PROBLEMS TO SOLVE:
a. Reproduce word for word the stretch of the skill-logging passage from "Wrong: Only tracking" through "from last week)".
b. Answer these questions using the skill-logging passage:
(i) What error rate does the weekly report overview give?
(ii) How many uses are listed for skill-coach under Top Performers?
(iii) What is the "Right" approach given under "No Baseline"?

DOCUMENT PASSAGE:
============
Wrong: Logging complete input/output for every invocation. Why: Privacy concerns, storage explosion, noise. Right: Log metadata, summaries, and opt-in detailed logging.
"Score Once, Forget"
Wrong: Calculating quality score immediately after completion. Why: Misses delayed signals (did code work? was it reverted?). Right: Collect signals over time, recalculate periodically.
"Averages Only"
Wrong: Only tracking average quality scores. Why: Hides distribution, misses failure modes. Right: Track percentiles, failure rates, and patterns.
"No Baseline"
Wrong: Measuring quality without establishing baselines. Why: Can't detect improvement or regression. Right: Establish baselines per skill, compare trends.
Output Reports
Weekly Skill Health Report
# Skill Health Report - Week of 2025-01-13
## Overview
- Total invocations: 247
- Average quality: 78.3 (up 2.1 from last week)
- Error rate: 4.2% (down 1.8%)
## Top Performers
1. **wedding-immortalist** - 92.1 avg quality, 18 uses
2. **skill-coach** - 89.4 avg quality, 34 uses
3. **api-architect** - 87.2 avg quality, 22 uses
## Needs Attention
1. **legacy-code-converter** - 52.3 avg quality (down 15%)
- Common issue: Missing dependency detection
- Suggested fix: Add dependency scanning step
## Improvement Opportunities
- `partner-text-coach`: Users frequently ask for tone adjustment
- `yard-landscaper`: High edit ratio on plant recommendations
Integration Points
- skill-coach: Feed quality data for skill improvements
- agent-creator: Use metrics when designing new skills
- automatic-stateful-prompt-improver: Quality signals for prompt optimization
Core Philosophy: What gets measured gets improved. Skill logging transforms intuition about skill quality into actionable data, enabling continuous improvement of the entire skill ecosystem.
============
[Stored items]
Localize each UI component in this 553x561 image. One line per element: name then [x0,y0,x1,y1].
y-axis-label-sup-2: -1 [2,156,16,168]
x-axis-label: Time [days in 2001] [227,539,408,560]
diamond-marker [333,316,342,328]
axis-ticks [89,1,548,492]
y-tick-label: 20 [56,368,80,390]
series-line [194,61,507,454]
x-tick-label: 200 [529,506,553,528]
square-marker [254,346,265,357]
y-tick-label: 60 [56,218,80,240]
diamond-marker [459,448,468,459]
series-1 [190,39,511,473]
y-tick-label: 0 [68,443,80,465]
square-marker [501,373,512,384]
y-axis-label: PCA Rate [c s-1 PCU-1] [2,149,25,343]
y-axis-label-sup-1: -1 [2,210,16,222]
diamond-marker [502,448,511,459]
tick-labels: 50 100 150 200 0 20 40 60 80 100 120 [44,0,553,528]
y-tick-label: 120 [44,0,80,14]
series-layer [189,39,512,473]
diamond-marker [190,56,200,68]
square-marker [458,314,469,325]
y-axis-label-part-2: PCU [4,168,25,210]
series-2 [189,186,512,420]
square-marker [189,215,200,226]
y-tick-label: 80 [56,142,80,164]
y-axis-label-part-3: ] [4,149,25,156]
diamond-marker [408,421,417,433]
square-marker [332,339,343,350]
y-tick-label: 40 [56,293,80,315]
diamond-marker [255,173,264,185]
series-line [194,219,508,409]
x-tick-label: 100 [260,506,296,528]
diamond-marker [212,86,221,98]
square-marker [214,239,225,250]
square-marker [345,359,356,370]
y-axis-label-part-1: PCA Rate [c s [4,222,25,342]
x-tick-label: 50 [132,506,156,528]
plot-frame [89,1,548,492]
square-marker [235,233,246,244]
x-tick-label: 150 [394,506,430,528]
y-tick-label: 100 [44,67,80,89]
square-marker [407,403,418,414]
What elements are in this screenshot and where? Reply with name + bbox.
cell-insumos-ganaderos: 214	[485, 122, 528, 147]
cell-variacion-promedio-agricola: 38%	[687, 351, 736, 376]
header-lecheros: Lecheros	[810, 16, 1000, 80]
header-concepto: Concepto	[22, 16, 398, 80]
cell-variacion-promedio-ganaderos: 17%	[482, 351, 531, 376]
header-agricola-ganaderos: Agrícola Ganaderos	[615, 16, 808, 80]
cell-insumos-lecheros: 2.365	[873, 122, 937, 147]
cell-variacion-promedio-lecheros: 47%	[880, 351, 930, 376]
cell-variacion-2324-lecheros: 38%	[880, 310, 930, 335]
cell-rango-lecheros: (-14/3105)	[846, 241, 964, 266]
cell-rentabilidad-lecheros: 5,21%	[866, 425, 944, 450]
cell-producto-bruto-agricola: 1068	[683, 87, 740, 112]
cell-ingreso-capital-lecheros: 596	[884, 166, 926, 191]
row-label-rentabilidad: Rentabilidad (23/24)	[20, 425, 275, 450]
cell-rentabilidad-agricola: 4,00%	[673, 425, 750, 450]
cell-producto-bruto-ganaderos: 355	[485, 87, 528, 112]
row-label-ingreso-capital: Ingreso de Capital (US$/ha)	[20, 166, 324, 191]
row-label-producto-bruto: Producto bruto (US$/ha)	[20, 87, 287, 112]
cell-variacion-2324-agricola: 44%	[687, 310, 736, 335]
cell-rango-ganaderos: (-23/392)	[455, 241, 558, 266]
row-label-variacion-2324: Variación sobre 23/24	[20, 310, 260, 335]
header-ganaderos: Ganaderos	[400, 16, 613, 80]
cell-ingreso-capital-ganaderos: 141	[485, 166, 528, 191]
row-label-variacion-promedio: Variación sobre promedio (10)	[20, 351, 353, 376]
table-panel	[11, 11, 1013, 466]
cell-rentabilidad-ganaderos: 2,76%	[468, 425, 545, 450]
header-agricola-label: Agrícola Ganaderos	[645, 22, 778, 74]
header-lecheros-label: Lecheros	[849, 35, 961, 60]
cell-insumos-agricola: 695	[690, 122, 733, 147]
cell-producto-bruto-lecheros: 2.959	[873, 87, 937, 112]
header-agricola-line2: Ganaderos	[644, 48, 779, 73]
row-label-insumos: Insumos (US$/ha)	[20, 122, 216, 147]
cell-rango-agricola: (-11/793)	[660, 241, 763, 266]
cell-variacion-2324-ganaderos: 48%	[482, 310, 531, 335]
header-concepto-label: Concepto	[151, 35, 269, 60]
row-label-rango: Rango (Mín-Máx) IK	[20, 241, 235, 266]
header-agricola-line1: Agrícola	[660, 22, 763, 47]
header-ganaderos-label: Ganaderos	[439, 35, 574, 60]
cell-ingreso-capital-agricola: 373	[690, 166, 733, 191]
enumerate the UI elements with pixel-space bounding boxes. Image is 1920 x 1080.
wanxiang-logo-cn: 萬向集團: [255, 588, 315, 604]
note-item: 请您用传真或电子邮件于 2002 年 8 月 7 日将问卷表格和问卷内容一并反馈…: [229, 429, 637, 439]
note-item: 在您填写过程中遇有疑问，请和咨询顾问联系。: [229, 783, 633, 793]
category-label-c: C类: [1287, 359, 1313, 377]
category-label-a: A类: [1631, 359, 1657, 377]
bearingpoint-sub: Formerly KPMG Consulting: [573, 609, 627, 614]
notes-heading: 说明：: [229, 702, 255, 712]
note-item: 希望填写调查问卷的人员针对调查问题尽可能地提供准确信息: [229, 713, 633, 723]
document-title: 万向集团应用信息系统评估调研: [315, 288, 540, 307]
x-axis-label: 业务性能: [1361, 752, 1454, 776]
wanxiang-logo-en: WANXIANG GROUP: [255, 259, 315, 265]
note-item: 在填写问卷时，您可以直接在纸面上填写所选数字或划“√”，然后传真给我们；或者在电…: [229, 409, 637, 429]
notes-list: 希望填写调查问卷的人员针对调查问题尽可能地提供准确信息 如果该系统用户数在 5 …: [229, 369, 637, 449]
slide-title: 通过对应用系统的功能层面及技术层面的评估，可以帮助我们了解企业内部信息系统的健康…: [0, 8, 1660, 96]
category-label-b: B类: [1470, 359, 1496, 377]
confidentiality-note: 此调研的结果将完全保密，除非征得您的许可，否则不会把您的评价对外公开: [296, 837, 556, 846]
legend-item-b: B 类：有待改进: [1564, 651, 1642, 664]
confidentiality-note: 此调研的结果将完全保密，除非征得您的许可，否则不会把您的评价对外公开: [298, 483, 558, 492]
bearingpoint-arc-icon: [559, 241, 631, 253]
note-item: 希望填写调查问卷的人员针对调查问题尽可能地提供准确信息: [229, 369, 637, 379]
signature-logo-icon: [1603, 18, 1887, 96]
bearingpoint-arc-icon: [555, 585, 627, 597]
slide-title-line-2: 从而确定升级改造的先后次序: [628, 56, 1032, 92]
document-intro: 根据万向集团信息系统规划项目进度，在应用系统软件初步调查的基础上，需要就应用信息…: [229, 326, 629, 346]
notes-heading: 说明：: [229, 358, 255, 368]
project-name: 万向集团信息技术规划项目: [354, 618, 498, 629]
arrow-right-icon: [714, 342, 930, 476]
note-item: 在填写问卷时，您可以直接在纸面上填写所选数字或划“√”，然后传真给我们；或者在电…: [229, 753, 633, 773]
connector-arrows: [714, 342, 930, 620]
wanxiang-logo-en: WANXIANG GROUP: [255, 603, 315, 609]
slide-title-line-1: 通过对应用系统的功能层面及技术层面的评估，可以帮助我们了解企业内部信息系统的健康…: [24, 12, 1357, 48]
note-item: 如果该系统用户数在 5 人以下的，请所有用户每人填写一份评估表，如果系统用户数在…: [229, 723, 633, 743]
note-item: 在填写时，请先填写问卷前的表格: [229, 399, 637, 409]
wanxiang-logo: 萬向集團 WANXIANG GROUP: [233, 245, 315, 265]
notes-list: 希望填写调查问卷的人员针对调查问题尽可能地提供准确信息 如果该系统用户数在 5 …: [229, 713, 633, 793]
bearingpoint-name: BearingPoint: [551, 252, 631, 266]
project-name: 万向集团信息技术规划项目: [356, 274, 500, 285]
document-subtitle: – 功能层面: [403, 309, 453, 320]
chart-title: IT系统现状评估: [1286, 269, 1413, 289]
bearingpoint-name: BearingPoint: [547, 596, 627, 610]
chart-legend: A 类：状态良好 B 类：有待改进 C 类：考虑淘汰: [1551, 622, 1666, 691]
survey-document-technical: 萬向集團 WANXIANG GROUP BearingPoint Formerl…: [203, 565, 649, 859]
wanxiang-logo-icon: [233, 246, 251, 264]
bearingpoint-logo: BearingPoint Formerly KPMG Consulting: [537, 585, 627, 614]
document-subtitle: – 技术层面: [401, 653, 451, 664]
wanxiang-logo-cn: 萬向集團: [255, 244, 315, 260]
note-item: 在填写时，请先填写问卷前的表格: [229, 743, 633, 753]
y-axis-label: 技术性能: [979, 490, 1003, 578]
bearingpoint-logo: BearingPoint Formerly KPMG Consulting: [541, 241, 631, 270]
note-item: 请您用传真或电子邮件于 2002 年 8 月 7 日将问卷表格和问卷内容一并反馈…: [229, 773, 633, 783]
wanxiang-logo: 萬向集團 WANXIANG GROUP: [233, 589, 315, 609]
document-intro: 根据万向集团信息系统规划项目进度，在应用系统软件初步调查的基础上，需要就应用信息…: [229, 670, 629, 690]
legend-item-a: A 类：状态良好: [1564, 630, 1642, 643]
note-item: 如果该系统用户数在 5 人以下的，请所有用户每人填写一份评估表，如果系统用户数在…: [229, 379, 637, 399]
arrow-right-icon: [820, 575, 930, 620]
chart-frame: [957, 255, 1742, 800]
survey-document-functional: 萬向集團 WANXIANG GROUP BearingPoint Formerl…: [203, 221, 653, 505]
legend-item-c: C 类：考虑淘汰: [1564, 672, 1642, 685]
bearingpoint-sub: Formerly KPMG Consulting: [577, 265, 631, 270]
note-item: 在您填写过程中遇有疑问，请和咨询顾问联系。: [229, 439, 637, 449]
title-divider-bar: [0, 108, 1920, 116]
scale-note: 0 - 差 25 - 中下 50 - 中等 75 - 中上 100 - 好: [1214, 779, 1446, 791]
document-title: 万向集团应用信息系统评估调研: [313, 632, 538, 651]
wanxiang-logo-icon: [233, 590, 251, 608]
============
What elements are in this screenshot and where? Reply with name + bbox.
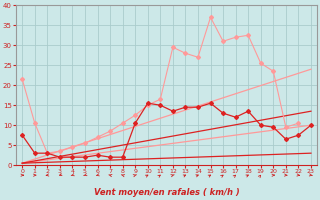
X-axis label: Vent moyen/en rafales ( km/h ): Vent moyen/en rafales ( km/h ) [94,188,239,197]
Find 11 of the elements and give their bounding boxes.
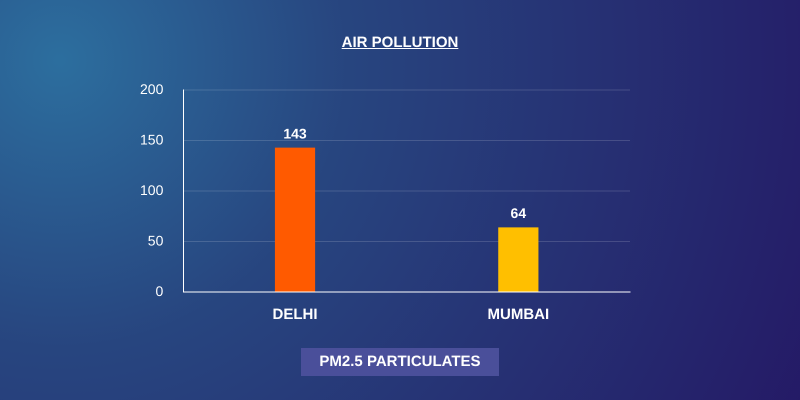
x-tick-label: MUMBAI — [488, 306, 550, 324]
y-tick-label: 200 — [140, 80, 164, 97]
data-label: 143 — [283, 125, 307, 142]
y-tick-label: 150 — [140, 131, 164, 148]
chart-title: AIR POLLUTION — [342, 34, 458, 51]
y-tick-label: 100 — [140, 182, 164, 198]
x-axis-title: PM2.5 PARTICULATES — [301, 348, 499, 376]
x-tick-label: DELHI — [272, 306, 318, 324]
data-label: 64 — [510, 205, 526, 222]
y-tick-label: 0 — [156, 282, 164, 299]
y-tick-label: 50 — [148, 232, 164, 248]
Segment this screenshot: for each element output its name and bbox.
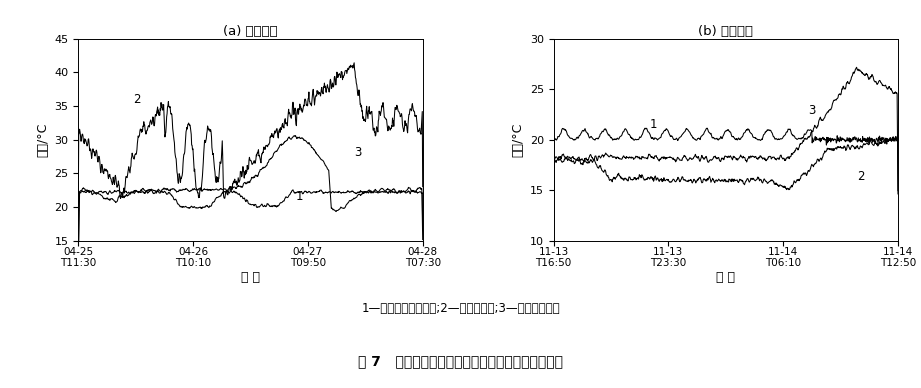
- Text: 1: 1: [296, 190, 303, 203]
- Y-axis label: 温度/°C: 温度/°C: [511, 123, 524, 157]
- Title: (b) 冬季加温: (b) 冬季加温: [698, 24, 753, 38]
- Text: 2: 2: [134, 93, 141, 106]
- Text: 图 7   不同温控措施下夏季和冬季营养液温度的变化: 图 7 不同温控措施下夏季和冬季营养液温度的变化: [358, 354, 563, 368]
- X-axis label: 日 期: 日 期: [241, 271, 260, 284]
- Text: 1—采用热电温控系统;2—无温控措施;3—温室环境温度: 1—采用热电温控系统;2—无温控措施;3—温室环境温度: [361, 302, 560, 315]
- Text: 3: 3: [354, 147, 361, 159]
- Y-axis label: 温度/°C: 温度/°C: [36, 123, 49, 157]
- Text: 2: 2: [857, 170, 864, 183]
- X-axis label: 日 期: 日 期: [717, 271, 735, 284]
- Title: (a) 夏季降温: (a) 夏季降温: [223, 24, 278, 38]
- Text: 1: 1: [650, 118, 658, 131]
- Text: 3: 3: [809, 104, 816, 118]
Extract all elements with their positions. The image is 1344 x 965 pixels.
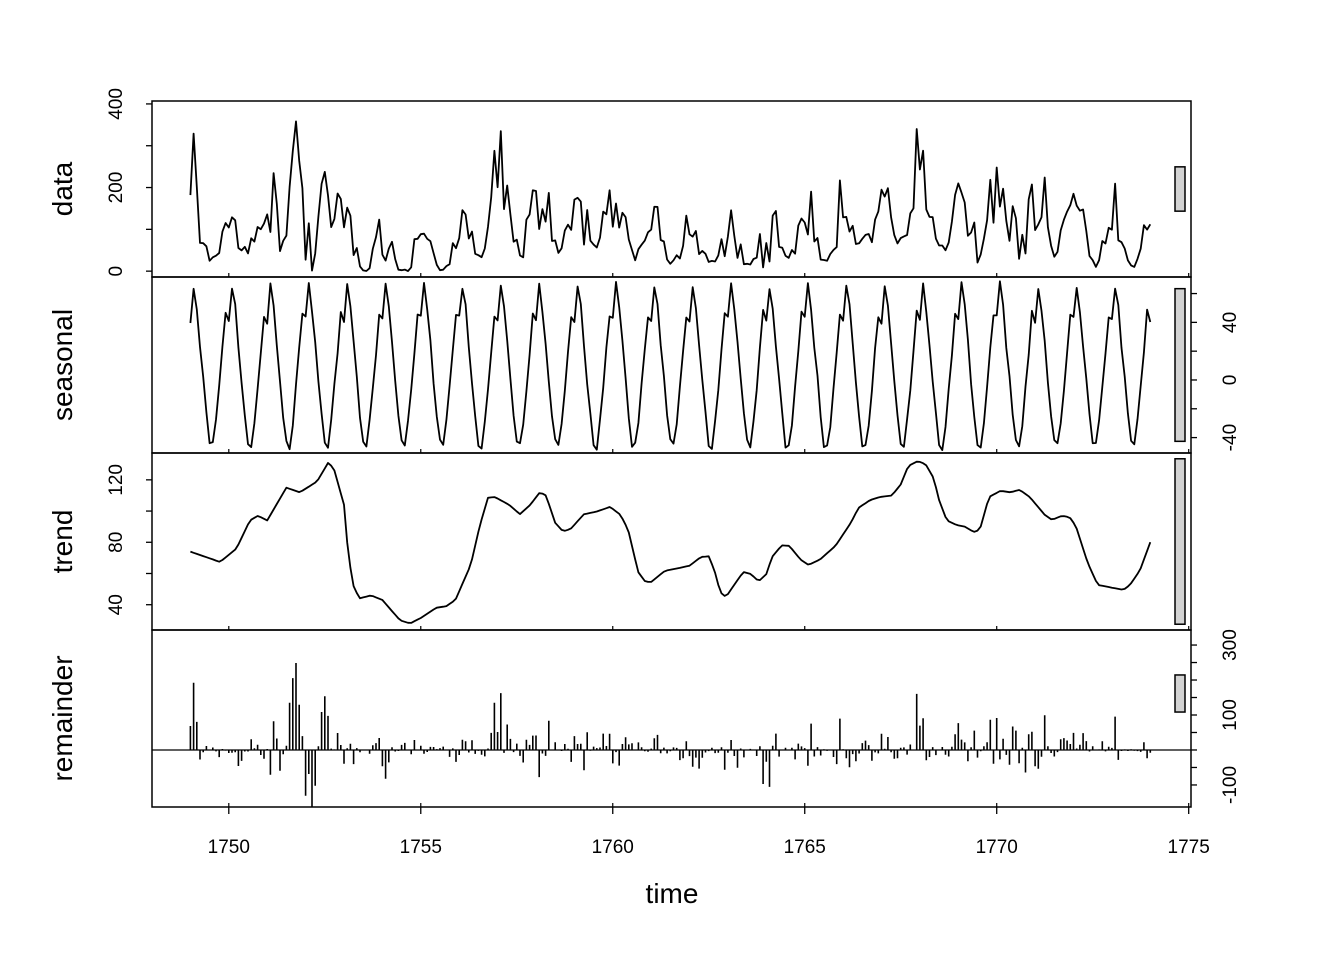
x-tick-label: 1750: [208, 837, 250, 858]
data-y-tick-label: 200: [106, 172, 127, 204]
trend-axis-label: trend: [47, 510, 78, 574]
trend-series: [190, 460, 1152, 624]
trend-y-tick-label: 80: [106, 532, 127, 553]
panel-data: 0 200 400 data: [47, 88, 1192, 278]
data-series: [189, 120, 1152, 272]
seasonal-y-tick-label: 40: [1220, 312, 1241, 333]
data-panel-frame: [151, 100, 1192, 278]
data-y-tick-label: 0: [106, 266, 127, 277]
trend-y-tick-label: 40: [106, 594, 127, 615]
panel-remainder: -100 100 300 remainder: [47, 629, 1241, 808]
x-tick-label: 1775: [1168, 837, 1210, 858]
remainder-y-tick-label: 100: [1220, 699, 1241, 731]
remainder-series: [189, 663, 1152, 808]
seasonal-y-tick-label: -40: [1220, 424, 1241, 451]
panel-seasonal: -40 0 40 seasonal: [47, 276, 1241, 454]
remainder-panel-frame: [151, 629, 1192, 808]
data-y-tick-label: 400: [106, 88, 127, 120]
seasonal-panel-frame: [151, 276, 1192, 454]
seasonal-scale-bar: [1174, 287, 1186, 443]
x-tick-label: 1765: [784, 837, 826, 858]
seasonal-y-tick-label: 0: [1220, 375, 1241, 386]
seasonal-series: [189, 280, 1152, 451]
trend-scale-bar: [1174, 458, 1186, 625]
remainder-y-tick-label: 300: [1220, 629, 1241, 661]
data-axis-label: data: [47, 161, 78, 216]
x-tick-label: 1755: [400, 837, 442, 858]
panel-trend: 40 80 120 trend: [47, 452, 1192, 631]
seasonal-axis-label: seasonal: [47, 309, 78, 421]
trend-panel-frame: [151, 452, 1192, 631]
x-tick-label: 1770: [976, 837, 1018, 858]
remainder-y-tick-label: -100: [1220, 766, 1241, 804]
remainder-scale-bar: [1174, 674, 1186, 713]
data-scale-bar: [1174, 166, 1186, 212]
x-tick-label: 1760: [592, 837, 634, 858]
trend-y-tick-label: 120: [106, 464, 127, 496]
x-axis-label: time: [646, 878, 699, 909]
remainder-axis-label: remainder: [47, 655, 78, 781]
============
ANSWERS FOR THE EXERCISE:
a.
Wrong: Only tracking average quality scores. Why: Hides distribution, misses failure modes. Right: Track percentiles, failure rates, and patterns.
"No Baseline"
Wrong: Measuring quality without establishing baselines. Why: Can't detect improvement or regression. Right: Establish baselines per skill, compare trends.
Output Reports
Weekly Skill Health Report
# Skill Health Report - Week of 2025-01-13
## Overview
- Total invocations: 247
- Average quality: 78.3 (up 2.1 from last week)

b.
(i) 4.2% (down 1.8%)
(ii) 34
(iii) Establish baselines per skill, compare trends.